Find every line in the records that holds the string "SDRAM". Copy each one.

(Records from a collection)
------------------------------------------------------------------------

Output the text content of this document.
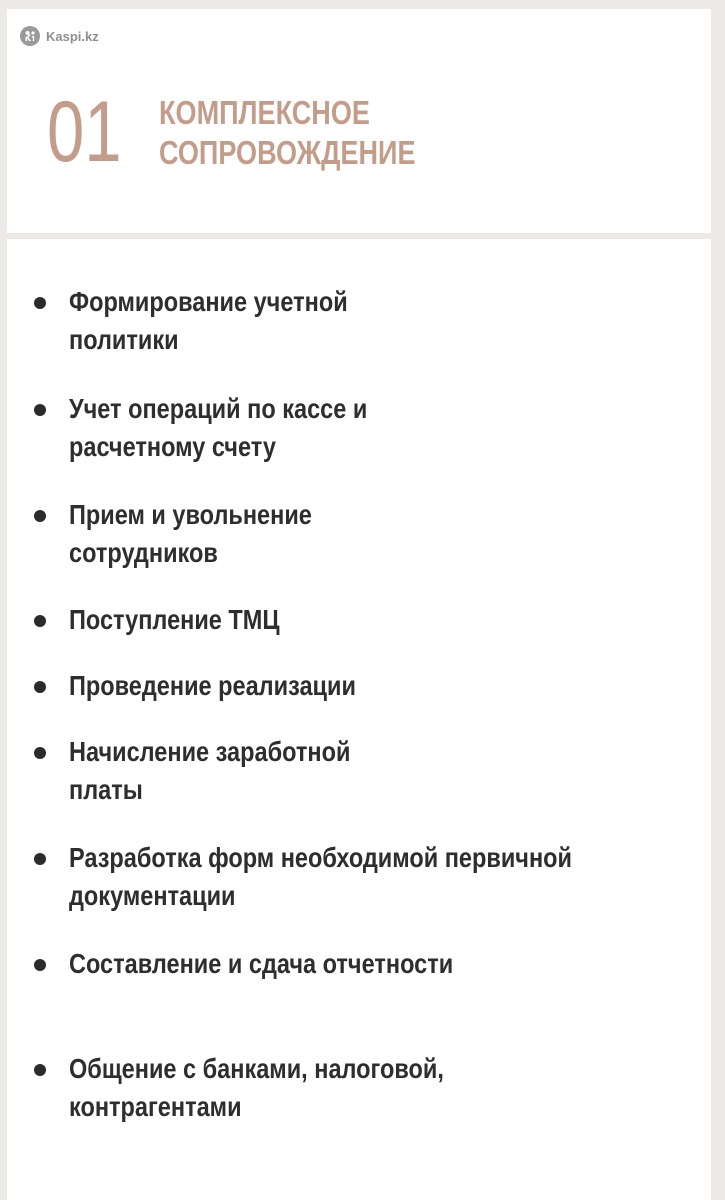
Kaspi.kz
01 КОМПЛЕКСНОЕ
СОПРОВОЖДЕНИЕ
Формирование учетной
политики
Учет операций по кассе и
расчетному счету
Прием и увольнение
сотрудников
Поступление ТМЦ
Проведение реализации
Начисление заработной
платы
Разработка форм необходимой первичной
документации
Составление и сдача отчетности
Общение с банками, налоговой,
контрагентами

------------------------------------------------------------------------

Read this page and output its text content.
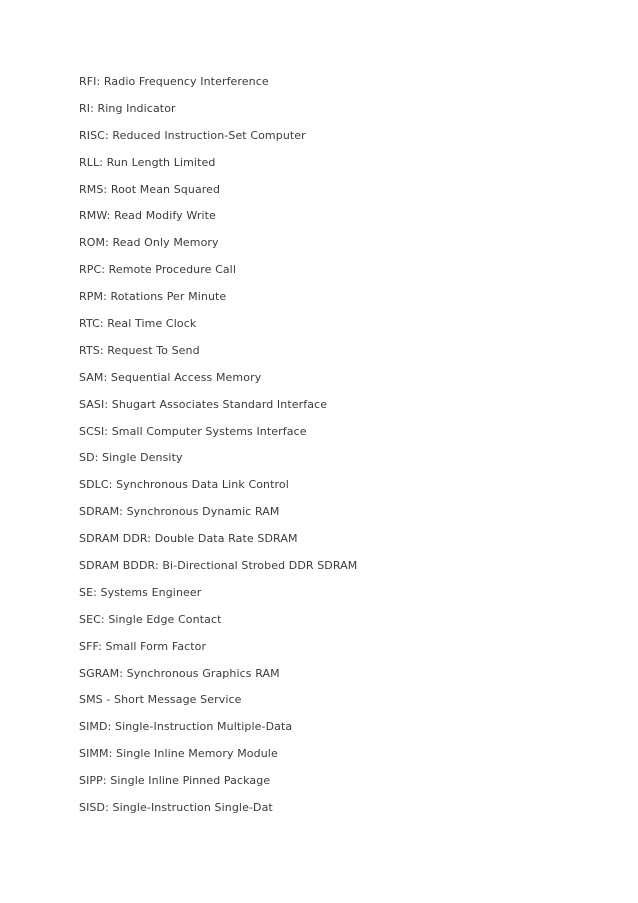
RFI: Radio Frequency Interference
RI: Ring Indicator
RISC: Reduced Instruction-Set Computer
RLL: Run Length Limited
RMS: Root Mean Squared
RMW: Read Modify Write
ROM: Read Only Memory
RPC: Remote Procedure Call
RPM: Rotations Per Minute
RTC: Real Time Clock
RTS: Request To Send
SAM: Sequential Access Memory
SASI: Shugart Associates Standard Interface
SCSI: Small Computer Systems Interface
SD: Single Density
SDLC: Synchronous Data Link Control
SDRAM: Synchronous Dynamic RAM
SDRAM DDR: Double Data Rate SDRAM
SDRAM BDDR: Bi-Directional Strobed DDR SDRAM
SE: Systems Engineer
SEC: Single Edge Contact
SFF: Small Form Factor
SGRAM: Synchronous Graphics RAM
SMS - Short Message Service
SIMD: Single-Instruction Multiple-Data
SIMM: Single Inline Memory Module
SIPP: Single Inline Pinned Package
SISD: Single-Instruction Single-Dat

------------------------------------------------------------------------

OUTPUT BELOW =
SDRAM: Synchronous Dynamic RAM
SDRAM DDR: Double Data Rate SDRAM
SDRAM BDDR: Bi-Directional Strobed DDR SDRAM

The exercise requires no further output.